Data items
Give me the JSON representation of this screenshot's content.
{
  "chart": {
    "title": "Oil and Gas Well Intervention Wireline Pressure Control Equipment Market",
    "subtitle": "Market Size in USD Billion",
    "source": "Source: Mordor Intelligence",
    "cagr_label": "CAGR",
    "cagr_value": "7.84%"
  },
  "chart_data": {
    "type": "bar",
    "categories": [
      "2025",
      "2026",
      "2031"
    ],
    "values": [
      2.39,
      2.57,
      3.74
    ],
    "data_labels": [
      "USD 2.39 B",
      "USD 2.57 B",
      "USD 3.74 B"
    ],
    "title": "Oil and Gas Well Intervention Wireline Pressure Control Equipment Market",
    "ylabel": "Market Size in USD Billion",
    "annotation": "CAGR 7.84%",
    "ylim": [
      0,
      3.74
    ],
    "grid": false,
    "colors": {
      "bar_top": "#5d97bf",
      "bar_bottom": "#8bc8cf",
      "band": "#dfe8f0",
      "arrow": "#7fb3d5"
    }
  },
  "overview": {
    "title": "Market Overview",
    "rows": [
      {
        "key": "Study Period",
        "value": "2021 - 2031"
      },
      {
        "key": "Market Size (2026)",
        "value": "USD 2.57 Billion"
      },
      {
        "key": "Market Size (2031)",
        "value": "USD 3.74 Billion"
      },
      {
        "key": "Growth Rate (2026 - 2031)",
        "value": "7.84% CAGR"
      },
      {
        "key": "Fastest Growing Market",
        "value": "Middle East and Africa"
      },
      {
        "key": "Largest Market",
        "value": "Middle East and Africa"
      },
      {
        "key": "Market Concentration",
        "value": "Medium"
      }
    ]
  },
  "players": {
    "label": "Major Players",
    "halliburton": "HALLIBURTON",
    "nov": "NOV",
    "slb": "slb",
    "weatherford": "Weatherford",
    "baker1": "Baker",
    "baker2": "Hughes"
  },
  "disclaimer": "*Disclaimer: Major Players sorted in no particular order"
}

# [Aim]
Each record above should be repeated exactly as it appears.

# [Written solution]
Give me the JSON representation of this screenshot's content.
{
  "chart": {
    "title": "Oil and Gas Well Intervention Wireline Pressure Control Equipment Market",
    "subtitle": "Market Size in USD Billion",
    "source": "Source: Mordor Intelligence",
    "cagr_label": "CAGR",
    "cagr_value": "7.84%"
  },
  "chart_data": {
    "type": "bar",
    "categories": [
      "2025",
      "2026",
      "2031"
    ],
    "values": [
      2.39,
      2.57,
      3.74
    ],
    "data_labels": [
      "USD 2.39 B",
      "USD 2.57 B",
      "USD 3.74 B"
    ],
    "title": "Oil and Gas Well Intervention Wireline Pressure Control Equipment Market",
    "ylabel": "Market Size in USD Billion",
    "annotation": "CAGR 7.84%",
    "ylim": [
      0,
      3.74
    ],
    "grid": false,
    "colors": {
      "bar_top": "#5d97bf",
      "bar_bottom": "#8bc8cf",
      "band": "#dfe8f0",
      "arrow": "#7fb3d5"
    }
  },
  "overview": {
    "title": "Market Overview",
    "rows": [
      {
        "key": "Study Period",
        "value": "2021 - 2031"
      },
      {
        "key": "Market Size (2026)",
        "value": "USD 2.57 Billion"
      },
      {
        "key": "Market Size (2031)",
        "value": "USD 3.74 Billion"
      },
      {
        "key": "Growth Rate (2026 - 2031)",
        "value": "7.84% CAGR"
      },
      {
        "key": "Fastest Growing Market",
        "value": "Middle East and Africa"
      },
      {
        "key": "Largest Market",
        "value": "Middle East and Africa"
      },
      {
        "key": "Market Concentration",
        "value": "Medium"
      }
    ]
  },
  "players": {
    "label": "Major Players",
    "halliburton": "HALLIBURTON",
    "nov": "NOV",
    "slb": "slb",
    "weatherford": "Weatherford",
    "baker1": "Baker",
    "baker2": "Hughes"
  },
  "disclaimer": "*Disclaimer: Major Players sorted in no particular order"
}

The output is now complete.